(Source data)
>>>>
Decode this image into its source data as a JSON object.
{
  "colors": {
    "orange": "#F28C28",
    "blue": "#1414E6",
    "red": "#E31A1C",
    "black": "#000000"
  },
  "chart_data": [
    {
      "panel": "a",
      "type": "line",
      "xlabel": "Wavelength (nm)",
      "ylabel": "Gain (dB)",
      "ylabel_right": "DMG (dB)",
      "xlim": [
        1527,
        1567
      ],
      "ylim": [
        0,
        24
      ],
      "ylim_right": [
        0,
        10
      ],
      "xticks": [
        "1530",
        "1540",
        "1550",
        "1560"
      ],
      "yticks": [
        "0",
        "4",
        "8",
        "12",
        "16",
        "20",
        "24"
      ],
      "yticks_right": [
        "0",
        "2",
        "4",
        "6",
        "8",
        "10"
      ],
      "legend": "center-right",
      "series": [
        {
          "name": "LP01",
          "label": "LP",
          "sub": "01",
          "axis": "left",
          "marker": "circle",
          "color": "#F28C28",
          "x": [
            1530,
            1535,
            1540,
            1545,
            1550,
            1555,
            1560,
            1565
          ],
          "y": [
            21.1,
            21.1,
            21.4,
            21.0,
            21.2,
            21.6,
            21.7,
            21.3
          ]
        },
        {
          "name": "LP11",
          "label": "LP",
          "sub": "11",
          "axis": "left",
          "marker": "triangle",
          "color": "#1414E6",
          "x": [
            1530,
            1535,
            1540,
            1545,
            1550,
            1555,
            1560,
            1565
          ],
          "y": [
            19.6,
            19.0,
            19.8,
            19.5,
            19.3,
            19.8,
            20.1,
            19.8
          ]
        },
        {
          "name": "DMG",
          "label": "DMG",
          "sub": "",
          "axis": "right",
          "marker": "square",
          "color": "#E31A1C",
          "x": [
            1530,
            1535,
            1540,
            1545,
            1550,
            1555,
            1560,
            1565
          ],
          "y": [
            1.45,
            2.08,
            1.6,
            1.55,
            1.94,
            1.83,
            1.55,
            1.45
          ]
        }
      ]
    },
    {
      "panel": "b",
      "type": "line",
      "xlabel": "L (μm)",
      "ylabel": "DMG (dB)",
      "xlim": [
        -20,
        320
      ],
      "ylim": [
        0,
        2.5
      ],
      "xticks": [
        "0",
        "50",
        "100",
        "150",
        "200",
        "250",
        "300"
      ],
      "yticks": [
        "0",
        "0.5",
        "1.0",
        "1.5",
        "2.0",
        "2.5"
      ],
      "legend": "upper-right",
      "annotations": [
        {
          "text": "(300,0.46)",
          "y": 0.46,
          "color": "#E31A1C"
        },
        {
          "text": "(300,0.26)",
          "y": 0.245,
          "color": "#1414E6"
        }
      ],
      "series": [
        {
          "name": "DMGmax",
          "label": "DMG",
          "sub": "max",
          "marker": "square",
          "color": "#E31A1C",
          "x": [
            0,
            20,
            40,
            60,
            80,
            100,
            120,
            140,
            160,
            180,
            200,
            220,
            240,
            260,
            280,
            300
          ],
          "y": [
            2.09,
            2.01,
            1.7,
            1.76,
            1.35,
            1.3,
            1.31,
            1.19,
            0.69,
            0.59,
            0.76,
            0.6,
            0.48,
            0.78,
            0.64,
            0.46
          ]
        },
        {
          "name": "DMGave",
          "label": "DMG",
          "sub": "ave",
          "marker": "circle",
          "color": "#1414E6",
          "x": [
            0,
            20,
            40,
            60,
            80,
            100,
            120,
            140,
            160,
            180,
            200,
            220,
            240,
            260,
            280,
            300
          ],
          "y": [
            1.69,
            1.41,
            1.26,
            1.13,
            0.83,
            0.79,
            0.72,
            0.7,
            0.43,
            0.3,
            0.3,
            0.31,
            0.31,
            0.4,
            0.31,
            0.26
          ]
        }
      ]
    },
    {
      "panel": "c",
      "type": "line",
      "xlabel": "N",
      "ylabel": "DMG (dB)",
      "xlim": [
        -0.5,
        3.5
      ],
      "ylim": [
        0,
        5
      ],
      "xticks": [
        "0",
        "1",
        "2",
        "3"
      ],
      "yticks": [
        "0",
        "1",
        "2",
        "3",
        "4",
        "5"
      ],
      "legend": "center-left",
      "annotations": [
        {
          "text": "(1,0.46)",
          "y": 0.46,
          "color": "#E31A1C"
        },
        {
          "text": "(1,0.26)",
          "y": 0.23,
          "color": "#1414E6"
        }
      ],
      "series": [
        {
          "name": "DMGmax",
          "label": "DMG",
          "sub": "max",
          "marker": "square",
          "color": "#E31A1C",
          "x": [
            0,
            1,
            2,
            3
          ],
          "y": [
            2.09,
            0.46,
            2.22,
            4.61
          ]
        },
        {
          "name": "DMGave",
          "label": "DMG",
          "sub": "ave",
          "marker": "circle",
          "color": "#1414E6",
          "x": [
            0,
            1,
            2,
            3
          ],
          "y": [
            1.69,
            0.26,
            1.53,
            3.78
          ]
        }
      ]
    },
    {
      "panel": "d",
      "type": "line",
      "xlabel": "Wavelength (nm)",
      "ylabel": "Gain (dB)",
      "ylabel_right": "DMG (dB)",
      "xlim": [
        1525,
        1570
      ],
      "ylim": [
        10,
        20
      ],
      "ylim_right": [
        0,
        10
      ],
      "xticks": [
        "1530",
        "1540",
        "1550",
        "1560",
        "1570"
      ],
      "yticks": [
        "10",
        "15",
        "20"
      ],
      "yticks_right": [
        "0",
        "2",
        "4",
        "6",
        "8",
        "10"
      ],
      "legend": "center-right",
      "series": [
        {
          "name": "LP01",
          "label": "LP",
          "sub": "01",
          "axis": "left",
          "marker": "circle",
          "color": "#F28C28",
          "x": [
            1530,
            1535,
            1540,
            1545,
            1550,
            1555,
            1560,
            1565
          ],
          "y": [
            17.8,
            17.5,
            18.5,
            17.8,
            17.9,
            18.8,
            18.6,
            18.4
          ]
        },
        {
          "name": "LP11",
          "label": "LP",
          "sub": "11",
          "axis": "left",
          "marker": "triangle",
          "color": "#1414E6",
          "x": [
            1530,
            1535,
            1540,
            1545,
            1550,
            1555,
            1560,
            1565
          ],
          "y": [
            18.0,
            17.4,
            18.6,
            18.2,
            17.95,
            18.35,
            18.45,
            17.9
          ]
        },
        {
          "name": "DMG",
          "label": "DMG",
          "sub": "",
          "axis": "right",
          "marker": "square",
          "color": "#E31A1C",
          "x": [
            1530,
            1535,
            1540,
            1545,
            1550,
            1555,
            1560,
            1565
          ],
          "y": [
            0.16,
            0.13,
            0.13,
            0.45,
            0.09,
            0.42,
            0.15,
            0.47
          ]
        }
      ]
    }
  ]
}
<<<<
§ TASK GOAL: Every entry above needs to be quoted exactly.

§ SOLUTION FOR THIS EXERCISE:
Decode this image into its source data as a JSON object.
{
  "colors": {
    "orange": "#F28C28",
    "blue": "#1414E6",
    "red": "#E31A1C",
    "black": "#000000"
  },
  "chart_data": [
    {
      "panel": "a",
      "type": "line",
      "xlabel": "Wavelength (nm)",
      "ylabel": "Gain (dB)",
      "ylabel_right": "DMG (dB)",
      "xlim": [
        1527,
        1567
      ],
      "ylim": [
        0,
        24
      ],
      "ylim_right": [
        0,
        10
      ],
      "xticks": [
        "1530",
        "1540",
        "1550",
        "1560"
      ],
      "yticks": [
        "0",
        "4",
        "8",
        "12",
        "16",
        "20",
        "24"
      ],
      "yticks_right": [
        "0",
        "2",
        "4",
        "6",
        "8",
        "10"
      ],
      "legend": "center-right",
      "series": [
        {
          "name": "LP01",
          "label": "LP",
          "sub": "01",
          "axis": "left",
          "marker": "circle",
          "color": "#F28C28",
          "x": [
            1530,
            1535,
            1540,
            1545,
            1550,
            1555,
            1560,
            1565
          ],
          "y": [
            21.1,
            21.1,
            21.4,
            21.0,
            21.2,
            21.6,
            21.7,
            21.3
          ]
        },
        {
          "name": "LP11",
          "label": "LP",
          "sub": "11",
          "axis": "left",
          "marker": "triangle",
          "color": "#1414E6",
          "x": [
            1530,
            1535,
            1540,
            1545,
            1550,
            1555,
            1560,
            1565
          ],
          "y": [
            19.6,
            19.0,
            19.8,
            19.5,
            19.3,
            19.8,
            20.1,
            19.8
          ]
        },
        {
          "name": "DMG",
          "label": "DMG",
          "sub": "",
          "axis": "right",
          "marker": "square",
          "color": "#E31A1C",
          "x": [
            1530,
            1535,
            1540,
            1545,
            1550,
            1555,
            1560,
            1565
          ],
          "y": [
            1.45,
            2.08,
            1.6,
            1.55,
            1.94,
            1.83,
            1.55,
            1.45
          ]
        }
      ]
    },
    {
      "panel": "b",
      "type": "line",
      "xlabel": "L (μm)",
      "ylabel": "DMG (dB)",
      "xlim": [
        -20,
        320
      ],
      "ylim": [
        0,
        2.5
      ],
      "xticks": [
        "0",
        "50",
        "100",
        "150",
        "200",
        "250",
        "300"
      ],
      "yticks": [
        "0",
        "0.5",
        "1.0",
        "1.5",
        "2.0",
        "2.5"
      ],
      "legend": "upper-right",
      "annotations": [
        {
          "text": "(300,0.46)",
          "y": 0.46,
          "color": "#E31A1C"
        },
        {
          "text": "(300,0.26)",
          "y": 0.245,
          "color": "#1414E6"
        }
      ],
      "series": [
        {
          "name": "DMGmax",
          "label": "DMG",
          "sub": "max",
          "marker": "square",
          "color": "#E31A1C",
          "x": [
            0,
            20,
            40,
            60,
            80,
            100,
            120,
            140,
            160,
            180,
            200,
            220,
            240,
            260,
            280,
            300
          ],
          "y": [
            2.09,
            2.01,
            1.7,
            1.76,
            1.35,
            1.3,
            1.31,
            1.19,
            0.69,
            0.59,
            0.76,
            0.6,
            0.48,
            0.78,
            0.64,
            0.46
          ]
        },
        {
          "name": "DMGave",
          "label": "DMG",
          "sub": "ave",
          "marker": "circle",
          "color": "#1414E6",
          "x": [
            0,
            20,
            40,
            60,
            80,
            100,
            120,
            140,
            160,
            180,
            200,
            220,
            240,
            260,
            280,
            300
          ],
          "y": [
            1.69,
            1.41,
            1.26,
            1.13,
            0.83,
            0.79,
            0.72,
            0.7,
            0.43,
            0.3,
            0.3,
            0.31,
            0.31,
            0.4,
            0.31,
            0.26
          ]
        }
      ]
    },
    {
      "panel": "c",
      "type": "line",
      "xlabel": "N",
      "ylabel": "DMG (dB)",
      "xlim": [
        -0.5,
        3.5
      ],
      "ylim": [
        0,
        5
      ],
      "xticks": [
        "0",
        "1",
        "2",
        "3"
      ],
      "yticks": [
        "0",
        "1",
        "2",
        "3",
        "4",
        "5"
      ],
      "legend": "center-left",
      "annotations": [
        {
          "text": "(1,0.46)",
          "y": 0.46,
          "color": "#E31A1C"
        },
        {
          "text": "(1,0.26)",
          "y": 0.23,
          "color": "#1414E6"
        }
      ],
      "series": [
        {
          "name": "DMGmax",
          "label": "DMG",
          "sub": "max",
          "marker": "square",
          "color": "#E31A1C",
          "x": [
            0,
            1,
            2,
            3
          ],
          "y": [
            2.09,
            0.46,
            2.22,
            4.61
          ]
        },
        {
          "name": "DMGave",
          "label": "DMG",
          "sub": "ave",
          "marker": "circle",
          "color": "#1414E6",
          "x": [
            0,
            1,
            2,
            3
          ],
          "y": [
            1.69,
            0.26,
            1.53,
            3.78
          ]
        }
      ]
    },
    {
      "panel": "d",
      "type": "line",
      "xlabel": "Wavelength (nm)",
      "ylabel": "Gain (dB)",
      "ylabel_right": "DMG (dB)",
      "xlim": [
        1525,
        1570
      ],
      "ylim": [
        10,
        20
      ],
      "ylim_right": [
        0,
        10
      ],
      "xticks": [
        "1530",
        "1540",
        "1550",
        "1560",
        "1570"
      ],
      "yticks": [
        "10",
        "15",
        "20"
      ],
      "yticks_right": [
        "0",
        "2",
        "4",
        "6",
        "8",
        "10"
      ],
      "legend": "center-right",
      "series": [
        {
          "name": "LP01",
          "label": "LP",
          "sub": "01",
          "axis": "left",
          "marker": "circle",
          "color": "#F28C28",
          "x": [
            1530,
            1535,
            1540,
            1545,
            1550,
            1555,
            1560,
            1565
          ],
          "y": [
            17.8,
            17.5,
            18.5,
            17.8,
            17.9,
            18.8,
            18.6,
            18.4
          ]
        },
        {
          "name": "LP11",
          "label": "LP",
          "sub": "11",
          "axis": "left",
          "marker": "triangle",
          "color": "#1414E6",
          "x": [
            1530,
            1535,
            1540,
            1545,
            1550,
            1555,
            1560,
            1565
          ],
          "y": [
            18.0,
            17.4,
            18.6,
            18.2,
            17.95,
            18.35,
            18.45,
            17.9
          ]
        },
        {
          "name": "DMG",
          "label": "DMG",
          "sub": "",
          "axis": "right",
          "marker": "square",
          "color": "#E31A1C",
          "x": [
            1530,
            1535,
            1540,
            1545,
            1550,
            1555,
            1560,
            1565
          ],
          "y": [
            0.16,
            0.13,
            0.13,
            0.45,
            0.09,
            0.42,
            0.15,
            0.47
          ]
        }
      ]
    }
  ]
}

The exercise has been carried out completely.